- Objective
Identify and pull out each line of the entries in which "right" occurs.

- Data excerpts
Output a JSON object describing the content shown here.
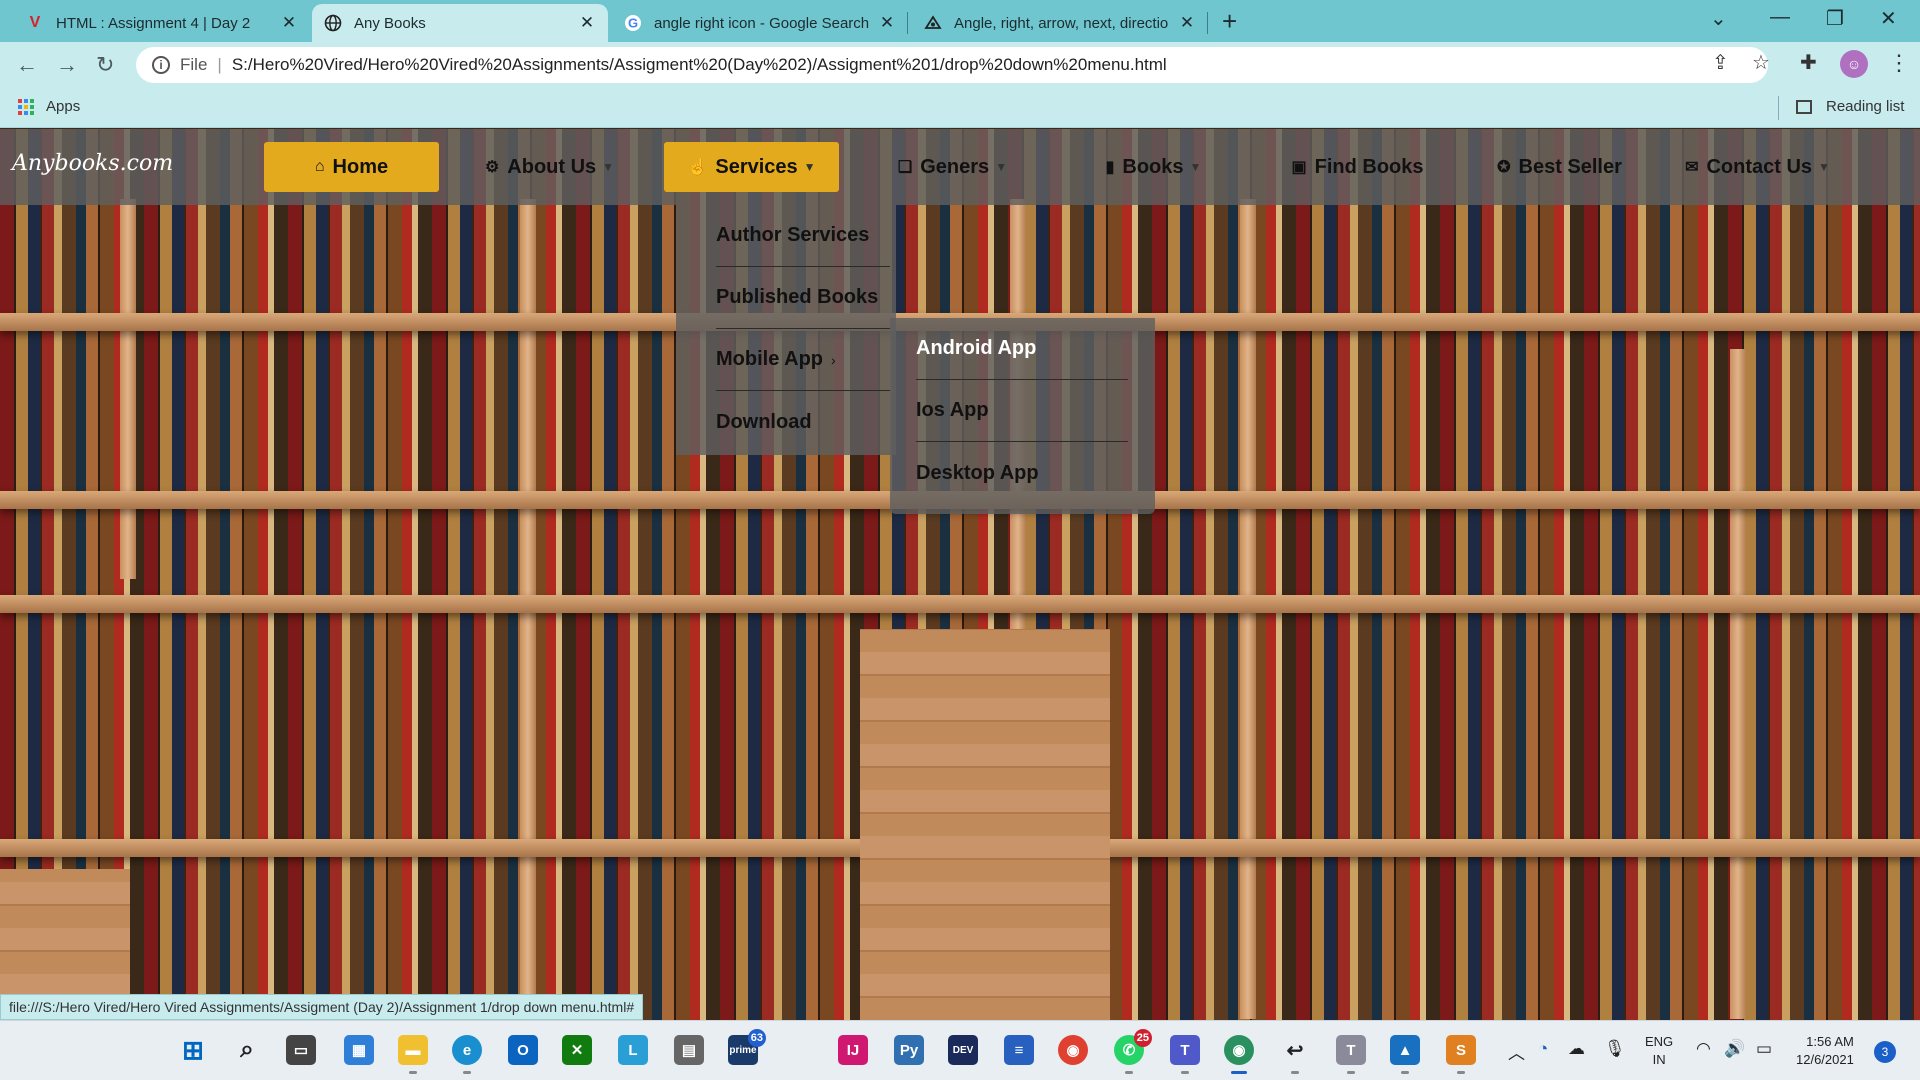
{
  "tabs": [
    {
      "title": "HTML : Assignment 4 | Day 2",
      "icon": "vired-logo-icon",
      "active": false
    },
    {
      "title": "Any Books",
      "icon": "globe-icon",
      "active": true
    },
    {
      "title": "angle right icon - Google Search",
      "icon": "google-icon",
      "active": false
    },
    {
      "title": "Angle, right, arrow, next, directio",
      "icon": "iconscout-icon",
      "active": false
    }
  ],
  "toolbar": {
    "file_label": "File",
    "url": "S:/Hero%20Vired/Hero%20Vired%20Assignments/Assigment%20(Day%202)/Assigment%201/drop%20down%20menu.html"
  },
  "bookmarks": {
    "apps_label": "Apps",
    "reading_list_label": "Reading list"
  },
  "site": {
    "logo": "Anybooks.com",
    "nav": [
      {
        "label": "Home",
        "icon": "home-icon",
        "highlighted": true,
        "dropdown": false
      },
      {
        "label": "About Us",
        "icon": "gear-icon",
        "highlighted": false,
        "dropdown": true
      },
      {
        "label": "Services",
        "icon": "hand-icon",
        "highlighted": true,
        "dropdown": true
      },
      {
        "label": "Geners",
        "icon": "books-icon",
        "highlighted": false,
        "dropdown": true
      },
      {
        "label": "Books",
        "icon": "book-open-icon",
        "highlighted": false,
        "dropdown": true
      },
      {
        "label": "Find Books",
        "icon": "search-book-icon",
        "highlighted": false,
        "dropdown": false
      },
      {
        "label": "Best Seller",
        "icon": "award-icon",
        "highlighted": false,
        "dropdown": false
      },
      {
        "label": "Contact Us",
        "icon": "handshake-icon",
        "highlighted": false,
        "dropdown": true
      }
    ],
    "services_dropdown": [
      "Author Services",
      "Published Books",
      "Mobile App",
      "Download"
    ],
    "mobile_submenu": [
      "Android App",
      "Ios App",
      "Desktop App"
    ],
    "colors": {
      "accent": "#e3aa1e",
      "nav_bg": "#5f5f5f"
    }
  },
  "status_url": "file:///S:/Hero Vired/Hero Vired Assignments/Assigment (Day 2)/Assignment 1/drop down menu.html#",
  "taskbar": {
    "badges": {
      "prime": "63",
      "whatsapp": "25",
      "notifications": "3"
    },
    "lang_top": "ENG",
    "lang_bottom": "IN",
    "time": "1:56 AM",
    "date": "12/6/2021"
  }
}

- Solution to this task
      "title": "angle right icon - Google Search",
      "title": "Angle, right, arrow, next, directio",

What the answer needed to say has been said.